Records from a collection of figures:
━━━━━━━━━━━━━━━━━━━━
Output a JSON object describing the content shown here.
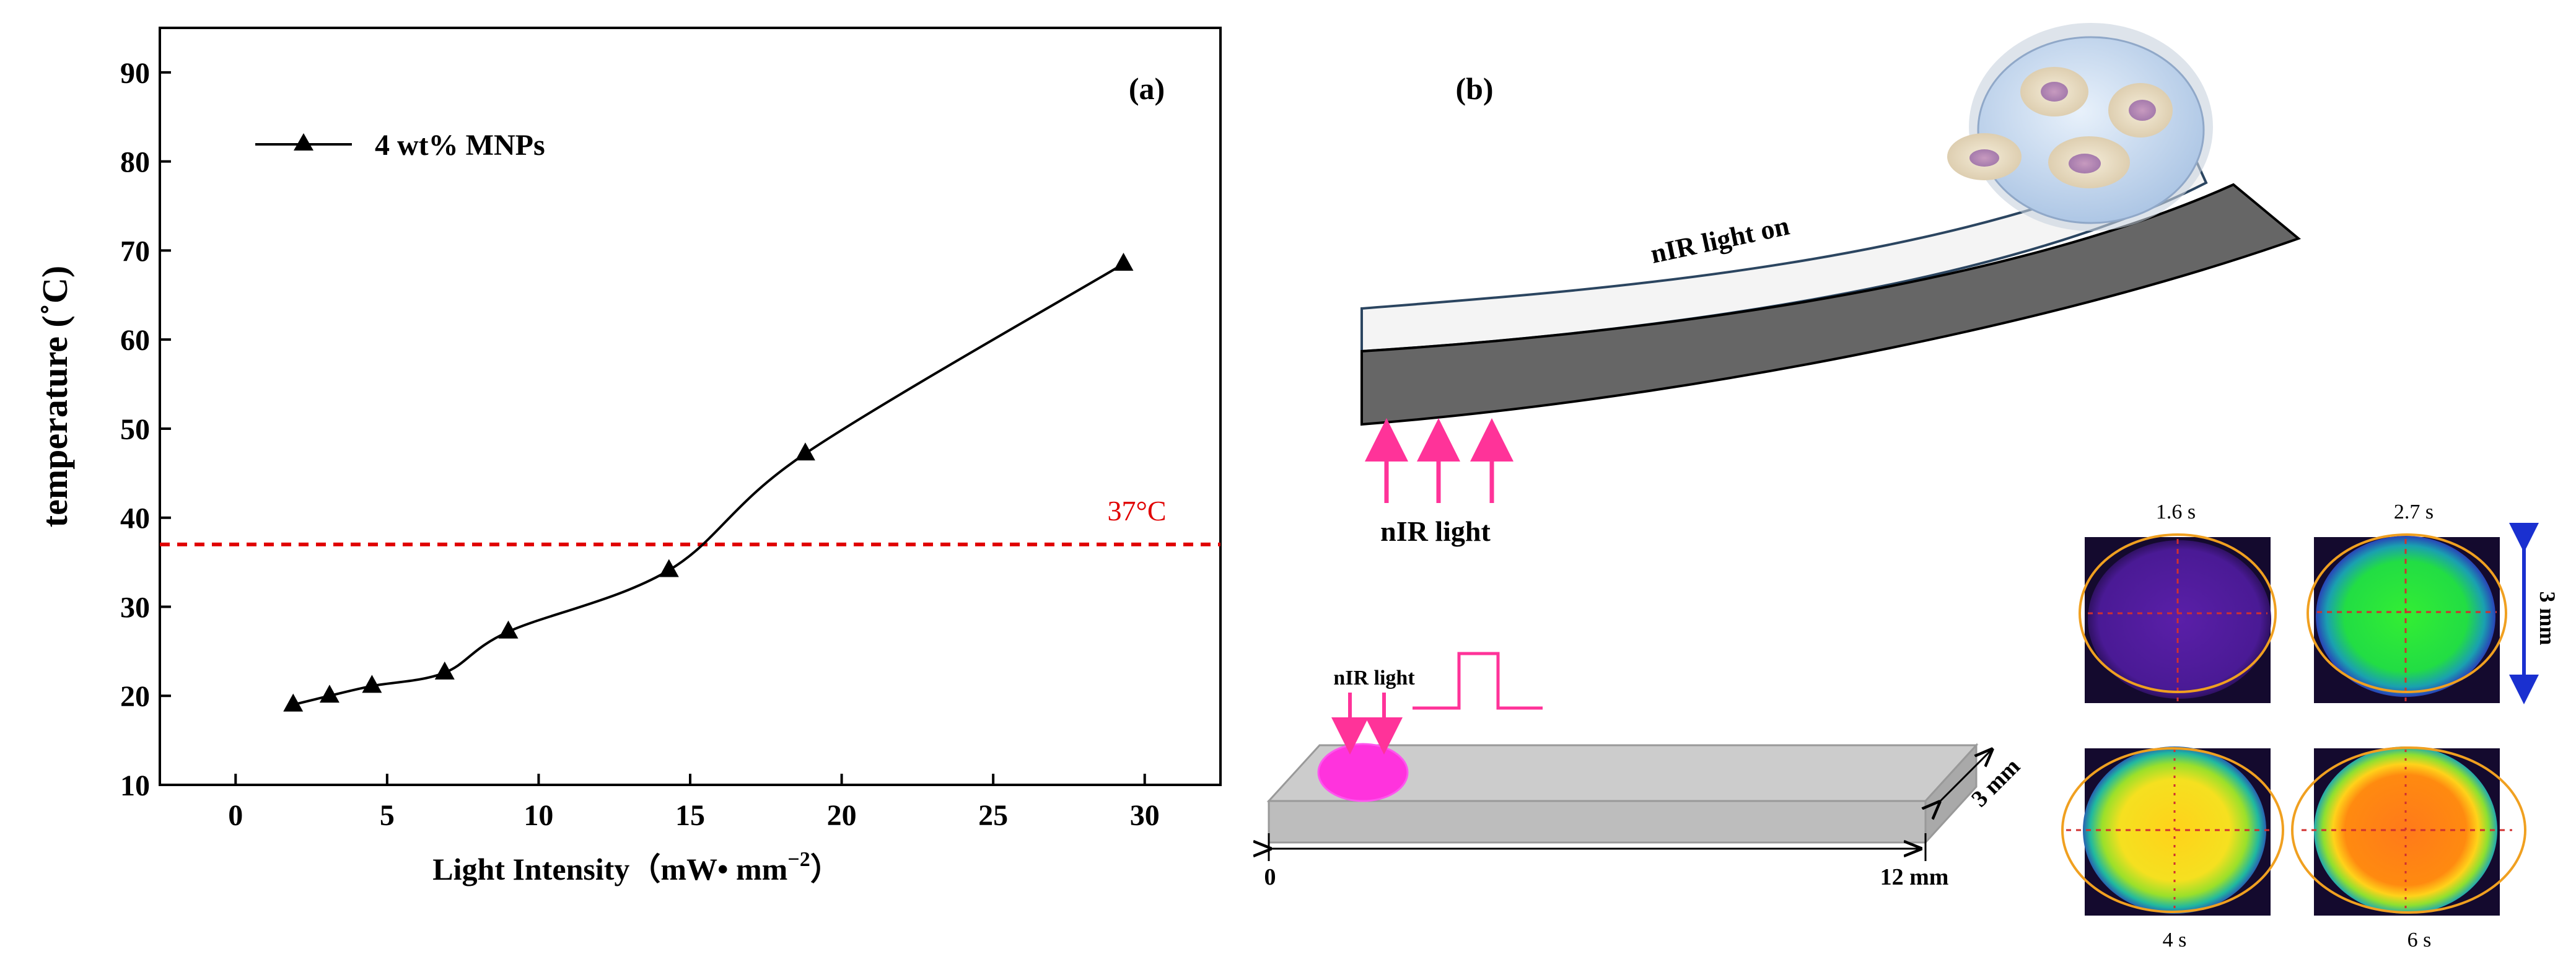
{
  "panel_a": {
    "label": "(a)",
    "legend": "4 wt% MNPs",
    "threshold_label": "37°C",
    "xlabel": "Light Intensity（mW• mm",
    "xlabel_sup": "−2",
    "xlabel_end": "）",
    "ylabel": "temperature (˚C)"
  },
  "panel_b": {
    "label": "(b)",
    "light_on": "nIR light on",
    "light_label": "nIR light",
    "small_light_label": "nIR light",
    "dim_width": "3 mm",
    "dim_length": "12 mm",
    "origin": "0",
    "thermal_dim": "3 mm",
    "thermal_times": [
      "1.6 s",
      "2.7 s",
      "4 s",
      "6 s"
    ]
  },
  "colors": {
    "curve": "#000000",
    "threshold": "#e00000",
    "pink": "#ff3399",
    "strip_dark": "#666666",
    "strip_light": "#f4f4f4",
    "orange_ring": "#f0a020",
    "blue_arrow": "#1a30d0"
  },
  "chart_data": {
    "type": "line",
    "title": "",
    "xlabel": "Light Intensity（mW• mm−2）",
    "ylabel": "temperature (˚C)",
    "xlim": [
      -2.5,
      32.5
    ],
    "ylim": [
      10,
      95
    ],
    "xticks": [
      0,
      5,
      10,
      15,
      20,
      25,
      30
    ],
    "yticks": [
      10,
      20,
      30,
      40,
      50,
      60,
      70,
      80,
      90
    ],
    "series": [
      {
        "name": "4 wt% MNPs",
        "x": [
          1.9,
          3.1,
          4.5,
          6.9,
          9.0,
          14.3,
          18.8,
          29.3
        ],
        "y": [
          19.0,
          20.0,
          21.1,
          22.6,
          27.2,
          34.1,
          47.2,
          68.5
        ]
      }
    ],
    "reference_line": {
      "y": 37,
      "label": "37°C"
    },
    "grid": false,
    "legend_position": "top-left"
  }
}
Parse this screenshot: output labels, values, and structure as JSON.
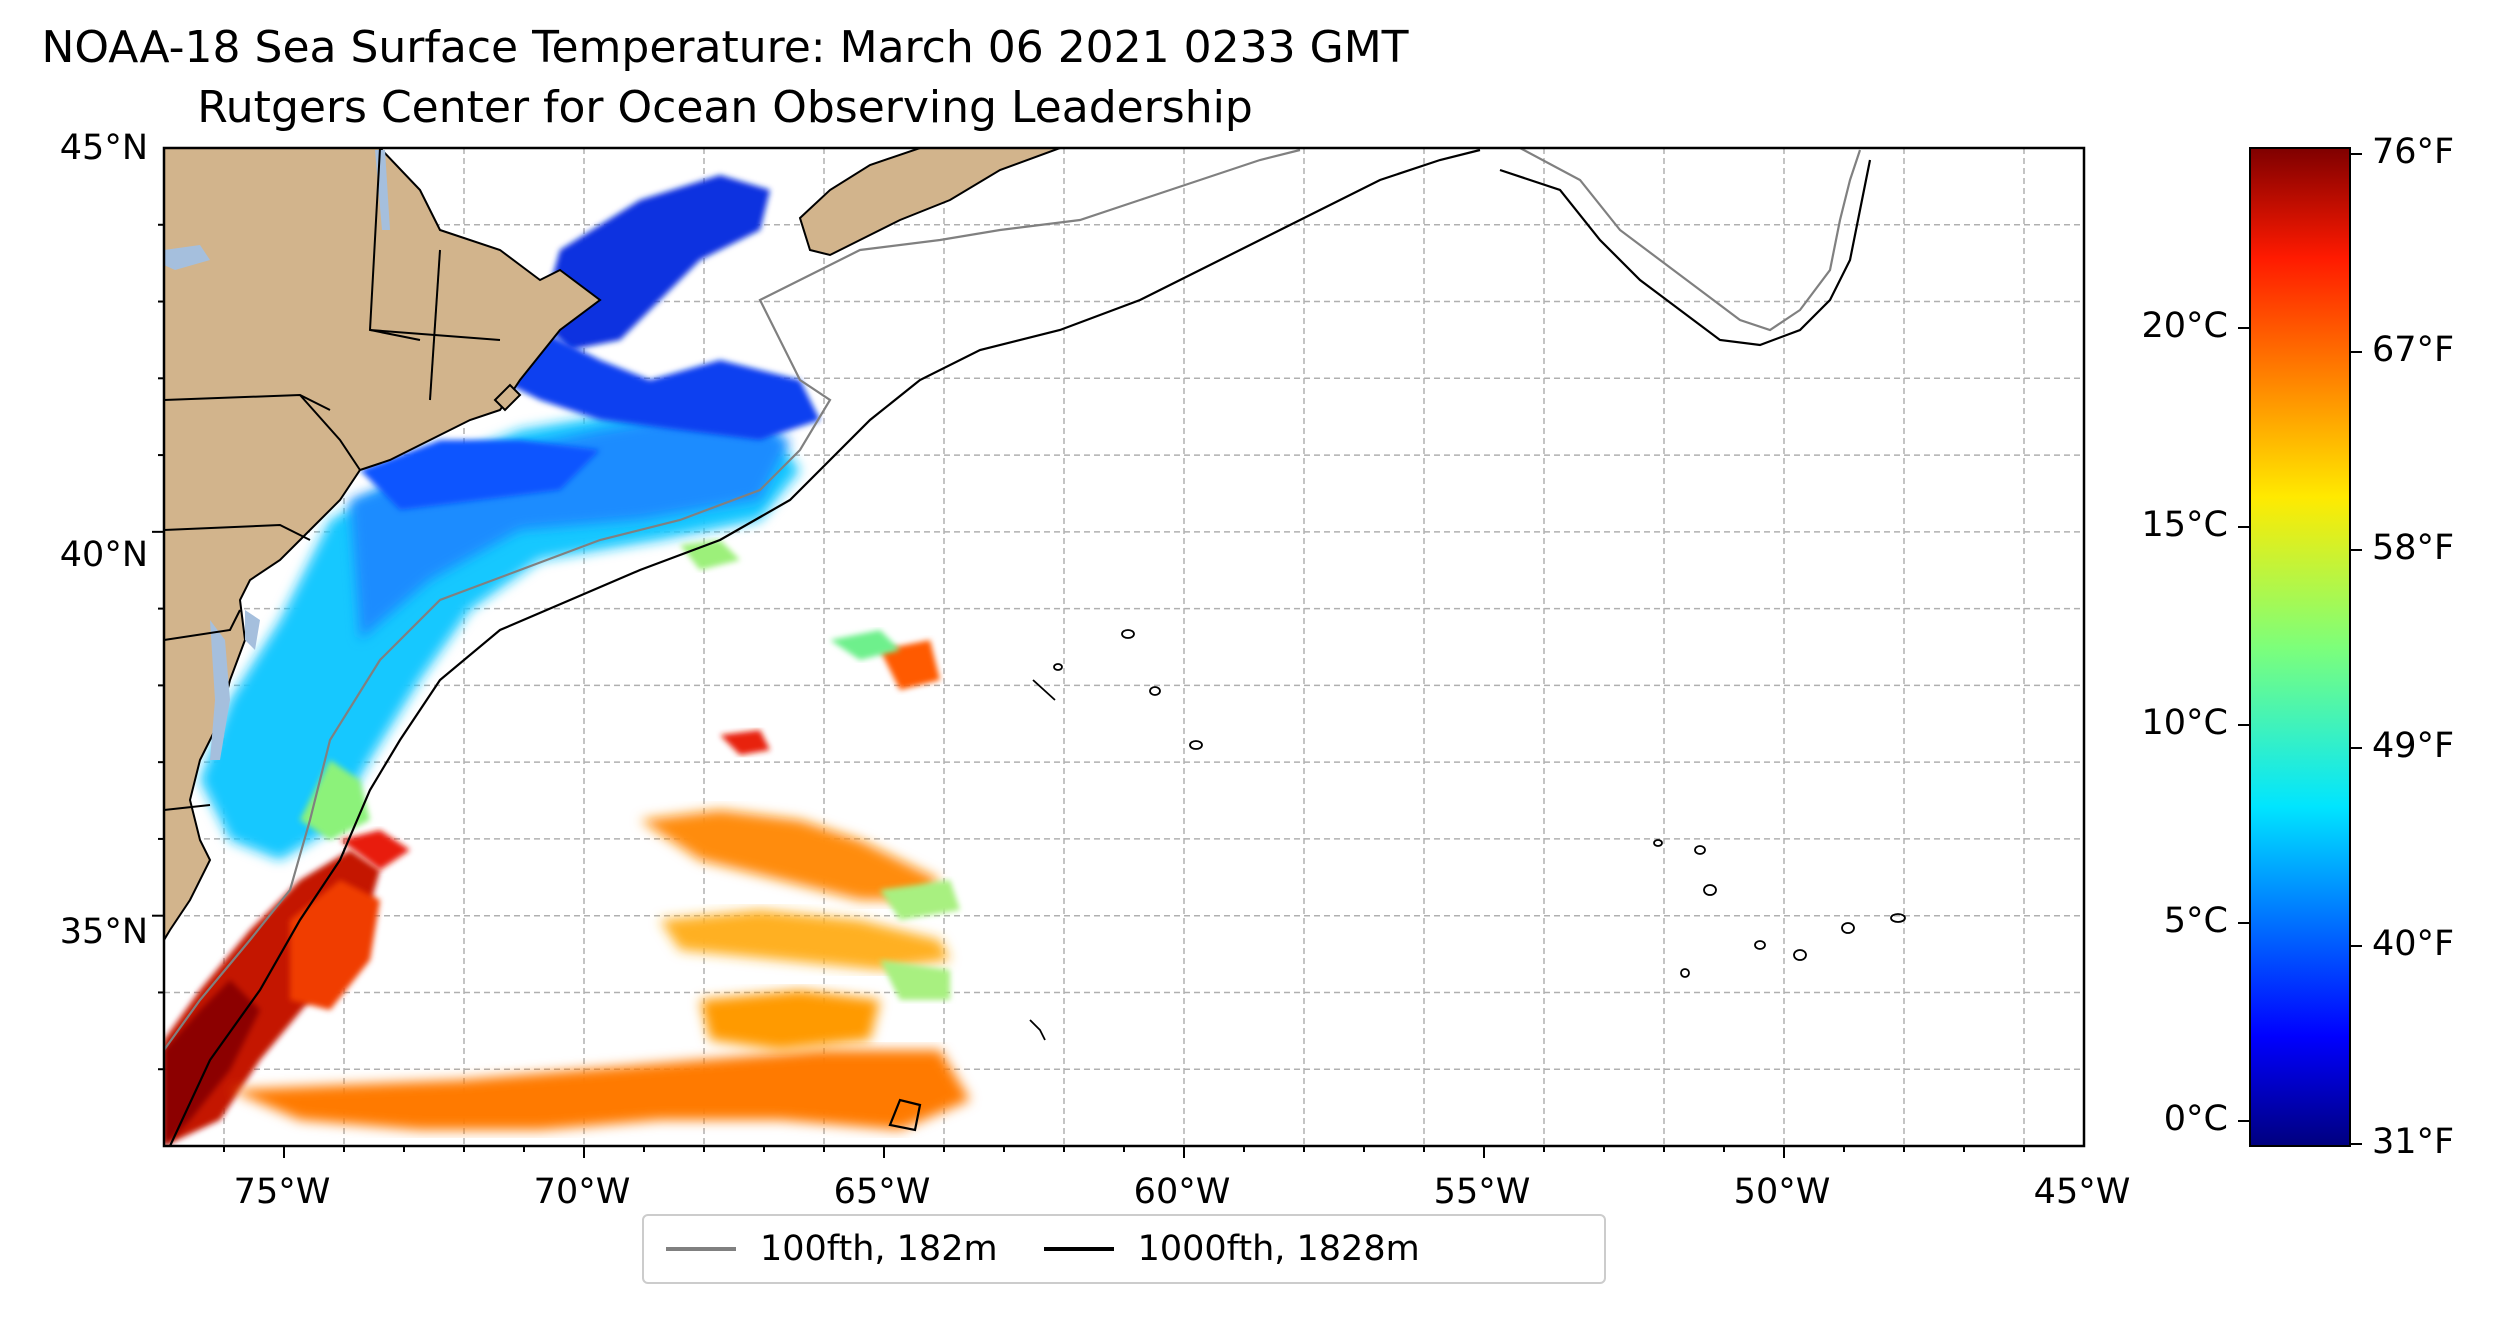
{
  "map": {
    "title": "NOAA-18 Sea Surface Temperature: March 06 2021 0233 GMT",
    "subtitle": "Rutgers Center for Ocean Observing Leadership",
    "extent": {
      "lon_min": -77,
      "lon_max": -45,
      "lat_min": 32,
      "lat_max": 45
    },
    "lat_labels": [
      "45°N",
      "40°N",
      "35°N"
    ],
    "lon_labels": [
      "75°W",
      "70°W",
      "65°W",
      "60°W",
      "55°W",
      "50°W",
      "45°W"
    ],
    "land_color": "#d2b48c",
    "water_body_color": "#a5bfdd",
    "grid": true
  },
  "colorbar": {
    "colormap": "jet",
    "celsius_labels": [
      "20°C",
      "15°C",
      "10°C",
      "5°C",
      "0°C"
    ],
    "fahrenheit_labels": [
      "76°F",
      "67°F",
      "58°F",
      "49°F",
      "40°F",
      "31°F"
    ]
  },
  "legend": {
    "items": [
      {
        "label": "100fth, 182m",
        "color": "#808080"
      },
      {
        "label": "1000fth, 1828m",
        "color": "#000000"
      }
    ]
  }
}
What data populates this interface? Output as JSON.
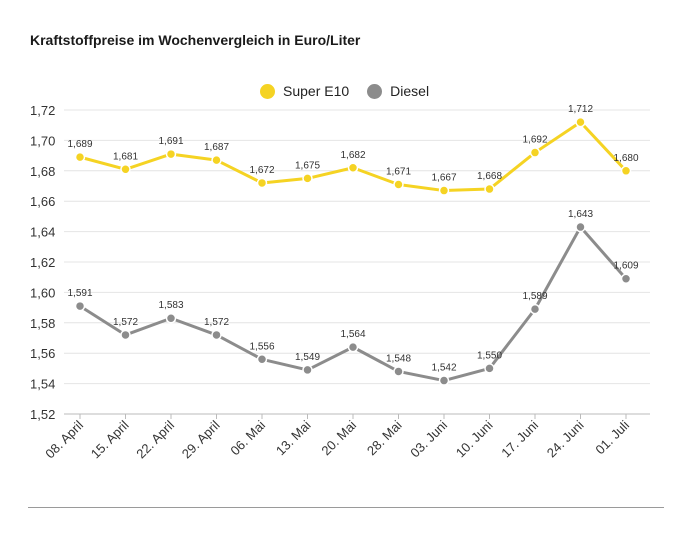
{
  "title": "Kraftstoffpreise im Wochenvergleich in Euro/Liter",
  "colors": {
    "super": "#f5d323",
    "diesel": "#8c8c8c",
    "grid": "#e4e4e4",
    "axis": "#bbbbbb"
  },
  "chart_data": {
    "type": "line",
    "title": "Kraftstoffpreise im Wochenvergleich in Euro/Liter",
    "xlabel": "",
    "ylabel": "",
    "ylim": [
      1.52,
      1.72
    ],
    "yticks": [
      1.52,
      1.54,
      1.56,
      1.58,
      1.6,
      1.62,
      1.64,
      1.66,
      1.68,
      1.7,
      1.72
    ],
    "ytick_labels": [
      "1,52",
      "1,54",
      "1,56",
      "1,58",
      "1,60",
      "1,62",
      "1,64",
      "1,66",
      "1,68",
      "1,70",
      "1,72"
    ],
    "grid": true,
    "legend_position": "top-center",
    "categories": [
      "08. April",
      "15. April",
      "22. April",
      "29. April",
      "06. Mai",
      "13. Mai",
      "20. Mai",
      "28. Mai",
      "03. Juni",
      "10. Juni",
      "17. Juni",
      "24. Juni",
      "01. Juli"
    ],
    "series": [
      {
        "name": "Super E10",
        "values": [
          1.689,
          1.681,
          1.691,
          1.687,
          1.672,
          1.675,
          1.682,
          1.671,
          1.667,
          1.668,
          1.692,
          1.712,
          1.68
        ],
        "labels": [
          "1,689",
          "1,681",
          "1,691",
          "1,687",
          "1,672",
          "1,675",
          "1,682",
          "1,671",
          "1,667",
          "1,668",
          "1,692",
          "1,712",
          "1,680"
        ]
      },
      {
        "name": "Diesel",
        "values": [
          1.591,
          1.572,
          1.583,
          1.572,
          1.556,
          1.549,
          1.564,
          1.548,
          1.542,
          1.55,
          1.589,
          1.643,
          1.609
        ],
        "labels": [
          "1,591",
          "1,572",
          "1,583",
          "1,572",
          "1,556",
          "1,549",
          "1,564",
          "1,548",
          "1,542",
          "1,550",
          "1,589",
          "1,643",
          "1,609"
        ]
      }
    ]
  }
}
━━━━━━━━━━━━━━━━━━━━
# [Task details]
Give the data again exactly as written, with all pictures left out.

# [Exercise output]
Output a JSON object describing the content shown here.
{
  "panel_a": {
    "label": "(a)",
    "legend": "4 wt% MNPs",
    "threshold_label": "37°C",
    "xlabel": "Light Intensity（mW• mm",
    "xlabel_sup": "−2",
    "xlabel_end": "）",
    "ylabel": "temperature (˚C)"
  },
  "panel_b": {
    "label": "(b)",
    "light_on": "nIR light on",
    "light_label": "nIR light",
    "small_light_label": "nIR light",
    "dim_width": "3 mm",
    "dim_length": "12 mm",
    "origin": "0",
    "thermal_dim": "3 mm",
    "thermal_times": [
      "1.6 s",
      "2.7 s",
      "4 s",
      "6 s"
    ]
  },
  "colors": {
    "curve": "#000000",
    "threshold": "#e00000",
    "pink": "#ff3399",
    "strip_dark": "#666666",
    "strip_light": "#f4f4f4",
    "orange_ring": "#f0a020",
    "blue_arrow": "#1a30d0"
  },
  "chart_data": {
    "type": "line",
    "title": "",
    "xlabel": "Light Intensity（mW• mm−2）",
    "ylabel": "temperature (˚C)",
    "xlim": [
      -2.5,
      32.5
    ],
    "ylim": [
      10,
      95
    ],
    "xticks": [
      0,
      5,
      10,
      15,
      20,
      25,
      30
    ],
    "yticks": [
      10,
      20,
      30,
      40,
      50,
      60,
      70,
      80,
      90
    ],
    "series": [
      {
        "name": "4 wt% MNPs",
        "x": [
          1.9,
          3.1,
          4.5,
          6.9,
          9.0,
          14.3,
          18.8,
          29.3
        ],
        "y": [
          19.0,
          20.0,
          21.1,
          22.6,
          27.2,
          34.1,
          47.2,
          68.5
        ]
      }
    ],
    "reference_line": {
      "y": 37,
      "label": "37°C"
    },
    "grid": false,
    "legend_position": "top-left"
  }
}
Parse this screenshot: output labels, values, and structure as JSON.
{
  "map": {
    "title": "NOAA-18 Sea Surface Temperature: March 06 2021 0233 GMT",
    "subtitle": "Rutgers Center for Ocean Observing Leadership",
    "extent": {
      "lon_min": -77,
      "lon_max": -45,
      "lat_min": 32,
      "lat_max": 45
    },
    "lat_labels": [
      "45°N",
      "40°N",
      "35°N"
    ],
    "lon_labels": [
      "75°W",
      "70°W",
      "65°W",
      "60°W",
      "55°W",
      "50°W",
      "45°W"
    ],
    "land_color": "#d2b48c",
    "water_body_color": "#a5bfdd",
    "grid": true
  },
  "colorbar": {
    "colormap": "jet",
    "celsius_labels": [
      "20°C",
      "15°C",
      "10°C",
      "5°C",
      "0°C"
    ],
    "fahrenheit_labels": [
      "76°F",
      "67°F",
      "58°F",
      "49°F",
      "40°F",
      "31°F"
    ]
  },
  "legend": {
    "items": [
      {
        "label": "100fth, 182m",
        "color": "#808080"
      },
      {
        "label": "1000fth, 1828m",
        "color": "#000000"
      }
    ]
  }
}
What data populates this interface? Output as JSON.
{
  "title": "Kraftstoffpreise im Wochenvergleich in Euro/Liter",
  "colors": {
    "super": "#f5d323",
    "diesel": "#8c8c8c",
    "grid": "#e4e4e4",
    "axis": "#bbbbbb"
  },
  "chart_data": {
    "type": "line",
    "title": "Kraftstoffpreise im Wochenvergleich in Euro/Liter",
    "xlabel": "",
    "ylabel": "",
    "ylim": [
      1.52,
      1.72
    ],
    "yticks": [
      1.52,
      1.54,
      1.56,
      1.58,
      1.6,
      1.62,
      1.64,
      1.66,
      1.68,
      1.7,
      1.72
    ],
    "ytick_labels": [
      "1,52",
      "1,54",
      "1,56",
      "1,58",
      "1,60",
      "1,62",
      "1,64",
      "1,66",
      "1,68",
      "1,70",
      "1,72"
    ],
    "grid": true,
    "legend_position": "top-center",
    "categories": [
      "08. April",
      "15. April",
      "22. April",
      "29. April",
      "06. Mai",
      "13. Mai",
      "20. Mai",
      "28. Mai",
      "03. Juni",
      "10. Juni",
      "17. Juni",
      "24. Juni",
      "01. Juli"
    ],
    "series": [
      {
        "name": "Super E10",
        "values": [
          1.689,
          1.681,
          1.691,
          1.687,
          1.672,
          1.675,
          1.682,
          1.671,
          1.667,
          1.668,
          1.692,
          1.712,
          1.68
        ],
        "labels": [
          "1,689",
          "1,681",
          "1,691",
          "1,687",
          "1,672",
          "1,675",
          "1,682",
          "1,671",
          "1,667",
          "1,668",
          "1,692",
          "1,712",
          "1,680"
        ]
      },
      {
        "name": "Diesel",
        "values": [
          1.591,
          1.572,
          1.583,
          1.572,
          1.556,
          1.549,
          1.564,
          1.548,
          1.542,
          1.55,
          1.589,
          1.643,
          1.609
        ],
        "labels": [
          "1,591",
          "1,572",
          "1,583",
          "1,572",
          "1,556",
          "1,549",
          "1,564",
          "1,548",
          "1,542",
          "1,550",
          "1,589",
          "1,643",
          "1,609"
        ]
      }
    ]
  }
}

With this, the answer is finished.